> _Exercise aim_: Could you find each line of the data below that contains the word "musiknummer" and copy those lines?

##### Information supplied #####

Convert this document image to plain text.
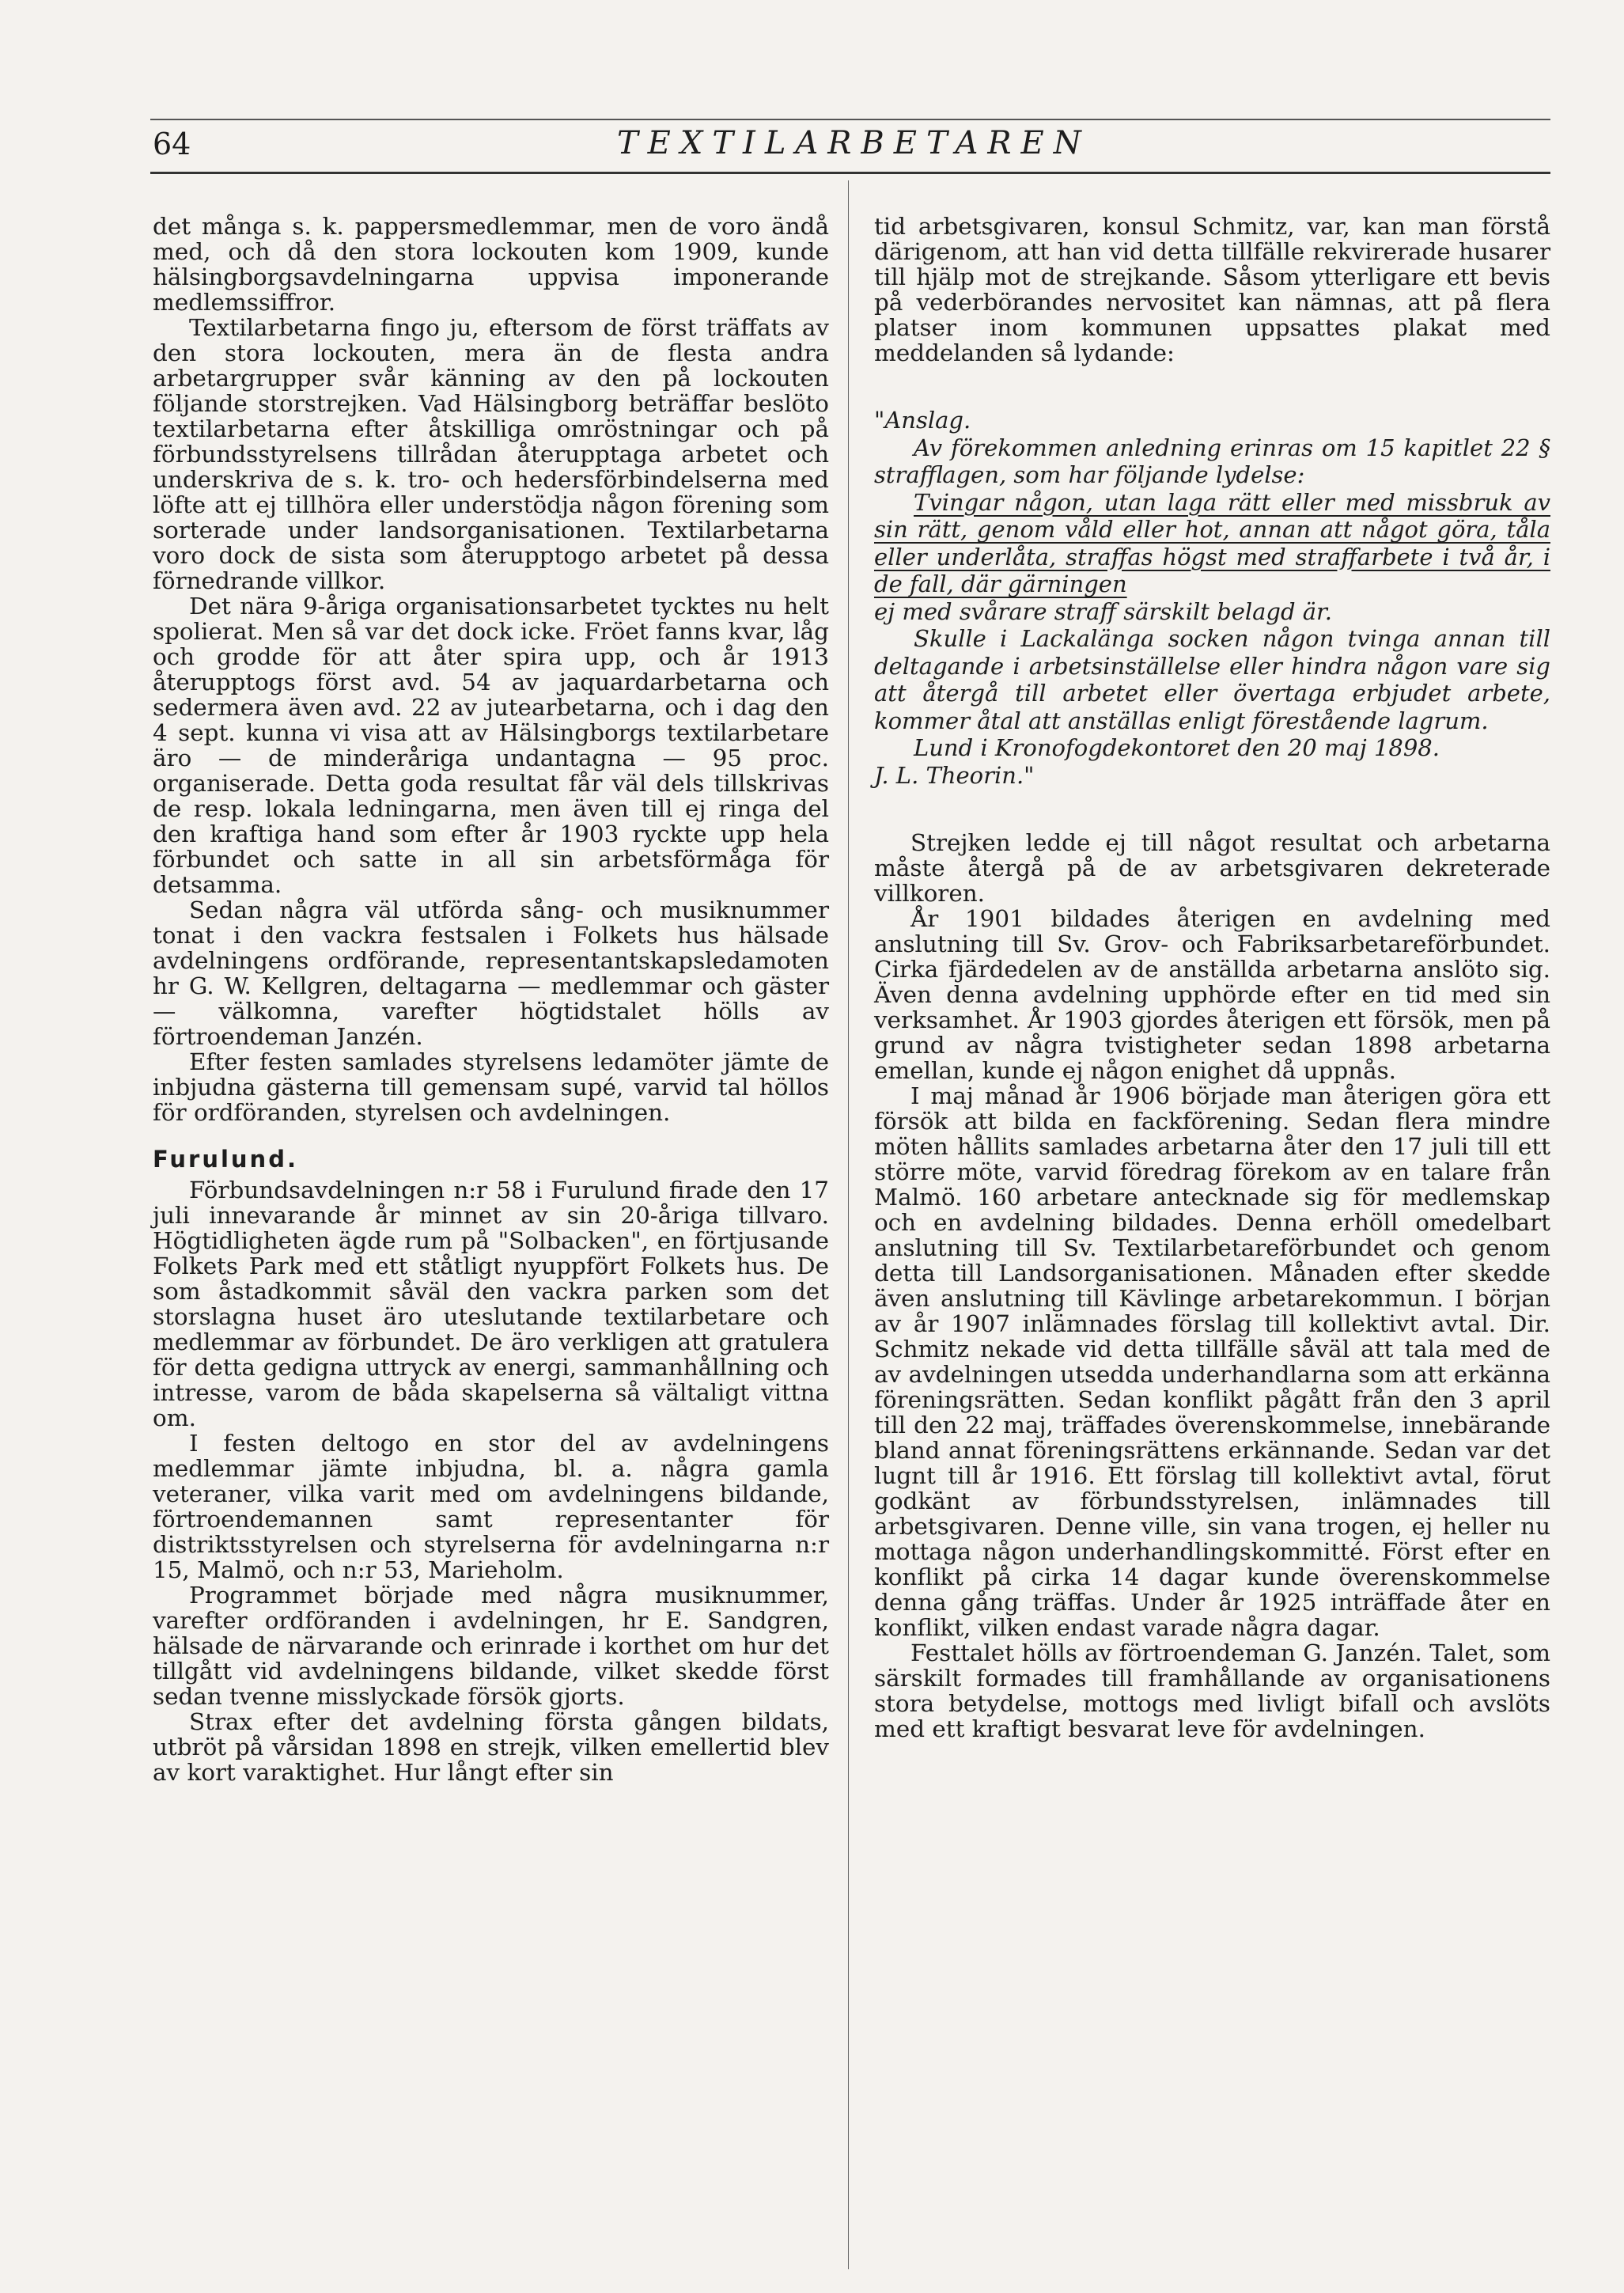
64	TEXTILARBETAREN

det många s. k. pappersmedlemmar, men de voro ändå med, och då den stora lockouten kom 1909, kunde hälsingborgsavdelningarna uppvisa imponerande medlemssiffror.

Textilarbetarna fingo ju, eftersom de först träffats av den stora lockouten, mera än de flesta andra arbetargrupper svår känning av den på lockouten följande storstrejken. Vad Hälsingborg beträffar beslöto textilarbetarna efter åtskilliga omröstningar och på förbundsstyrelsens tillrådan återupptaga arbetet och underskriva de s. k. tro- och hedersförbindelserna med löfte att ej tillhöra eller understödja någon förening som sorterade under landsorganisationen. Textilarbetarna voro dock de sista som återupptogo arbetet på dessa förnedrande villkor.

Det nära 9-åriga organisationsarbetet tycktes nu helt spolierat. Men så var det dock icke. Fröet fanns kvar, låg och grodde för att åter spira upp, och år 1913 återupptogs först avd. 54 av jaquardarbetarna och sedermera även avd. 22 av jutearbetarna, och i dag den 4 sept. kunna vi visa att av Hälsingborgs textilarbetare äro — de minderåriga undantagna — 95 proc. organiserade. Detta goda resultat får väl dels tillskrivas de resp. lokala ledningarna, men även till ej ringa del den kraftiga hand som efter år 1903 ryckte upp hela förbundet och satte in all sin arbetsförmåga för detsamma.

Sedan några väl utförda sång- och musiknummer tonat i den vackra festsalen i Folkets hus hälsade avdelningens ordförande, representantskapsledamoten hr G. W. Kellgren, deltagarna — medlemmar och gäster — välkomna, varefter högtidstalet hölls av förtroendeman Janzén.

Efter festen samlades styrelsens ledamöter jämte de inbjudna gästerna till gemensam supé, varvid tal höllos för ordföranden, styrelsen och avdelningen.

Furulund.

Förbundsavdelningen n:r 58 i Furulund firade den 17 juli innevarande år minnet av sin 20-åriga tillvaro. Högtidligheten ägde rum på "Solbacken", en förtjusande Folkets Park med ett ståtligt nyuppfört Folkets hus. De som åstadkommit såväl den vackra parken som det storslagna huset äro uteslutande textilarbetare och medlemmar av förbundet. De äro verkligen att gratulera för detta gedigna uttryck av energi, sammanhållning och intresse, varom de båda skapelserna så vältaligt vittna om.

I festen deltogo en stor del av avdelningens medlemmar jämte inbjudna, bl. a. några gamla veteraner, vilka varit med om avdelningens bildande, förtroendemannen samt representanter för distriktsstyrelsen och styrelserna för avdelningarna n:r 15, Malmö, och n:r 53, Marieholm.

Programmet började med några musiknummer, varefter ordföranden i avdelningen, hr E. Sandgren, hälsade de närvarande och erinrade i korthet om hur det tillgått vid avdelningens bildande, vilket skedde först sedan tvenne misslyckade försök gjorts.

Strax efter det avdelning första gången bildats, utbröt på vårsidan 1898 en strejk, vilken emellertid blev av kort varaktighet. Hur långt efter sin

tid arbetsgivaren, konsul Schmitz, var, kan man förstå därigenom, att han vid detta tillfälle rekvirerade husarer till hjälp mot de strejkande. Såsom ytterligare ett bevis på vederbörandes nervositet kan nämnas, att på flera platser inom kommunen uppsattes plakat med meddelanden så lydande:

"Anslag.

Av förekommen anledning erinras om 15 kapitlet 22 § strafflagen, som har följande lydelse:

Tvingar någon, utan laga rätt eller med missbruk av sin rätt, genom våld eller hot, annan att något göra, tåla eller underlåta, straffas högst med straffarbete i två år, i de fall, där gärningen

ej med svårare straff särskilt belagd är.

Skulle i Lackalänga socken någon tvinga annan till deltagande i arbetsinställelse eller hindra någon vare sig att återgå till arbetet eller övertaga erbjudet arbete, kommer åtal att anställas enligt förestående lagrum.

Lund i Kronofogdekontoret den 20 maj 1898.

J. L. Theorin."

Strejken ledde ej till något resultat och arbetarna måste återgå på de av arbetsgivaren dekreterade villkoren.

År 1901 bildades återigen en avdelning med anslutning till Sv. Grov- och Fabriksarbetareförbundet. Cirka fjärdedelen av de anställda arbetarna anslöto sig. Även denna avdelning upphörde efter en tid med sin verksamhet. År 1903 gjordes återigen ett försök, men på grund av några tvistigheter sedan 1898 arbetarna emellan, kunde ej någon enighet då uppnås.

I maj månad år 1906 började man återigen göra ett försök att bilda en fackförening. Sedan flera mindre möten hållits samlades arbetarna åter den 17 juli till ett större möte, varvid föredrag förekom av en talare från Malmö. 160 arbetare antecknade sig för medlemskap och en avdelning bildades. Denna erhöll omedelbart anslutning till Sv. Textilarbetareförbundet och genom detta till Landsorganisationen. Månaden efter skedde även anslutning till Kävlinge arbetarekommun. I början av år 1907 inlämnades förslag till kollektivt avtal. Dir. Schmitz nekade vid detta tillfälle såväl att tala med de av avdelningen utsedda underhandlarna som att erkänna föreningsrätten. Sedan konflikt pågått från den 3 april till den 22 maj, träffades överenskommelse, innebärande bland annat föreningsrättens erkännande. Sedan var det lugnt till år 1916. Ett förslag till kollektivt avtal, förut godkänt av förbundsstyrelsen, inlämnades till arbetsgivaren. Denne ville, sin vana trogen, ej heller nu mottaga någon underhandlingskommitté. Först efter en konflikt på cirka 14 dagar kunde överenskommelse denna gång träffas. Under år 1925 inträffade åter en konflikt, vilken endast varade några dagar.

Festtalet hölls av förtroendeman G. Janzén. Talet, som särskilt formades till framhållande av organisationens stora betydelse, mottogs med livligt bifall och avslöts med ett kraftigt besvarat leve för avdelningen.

#####

> _Answer to the exercise_:
Sedan några väl utförda sång- och musiknummer tonat i den vackra festsalen i Folkets hus hälsade avdelningens ordförande, representantskapsledamoten hr G. W. Kellgren, deltagarna — medlemmar och gäster — välkomna, varefter högtidstalet hölls av förtroendeman Janzén.
Programmet började med några musiknummer, varefter ordföranden i avdelningen, hr E. Sandgren, hälsade de närvarande och erinrade i korthet om hur det tillgått vid avdelningens bildande, vilket skedde först sedan tvenne misslyckade försök gjorts.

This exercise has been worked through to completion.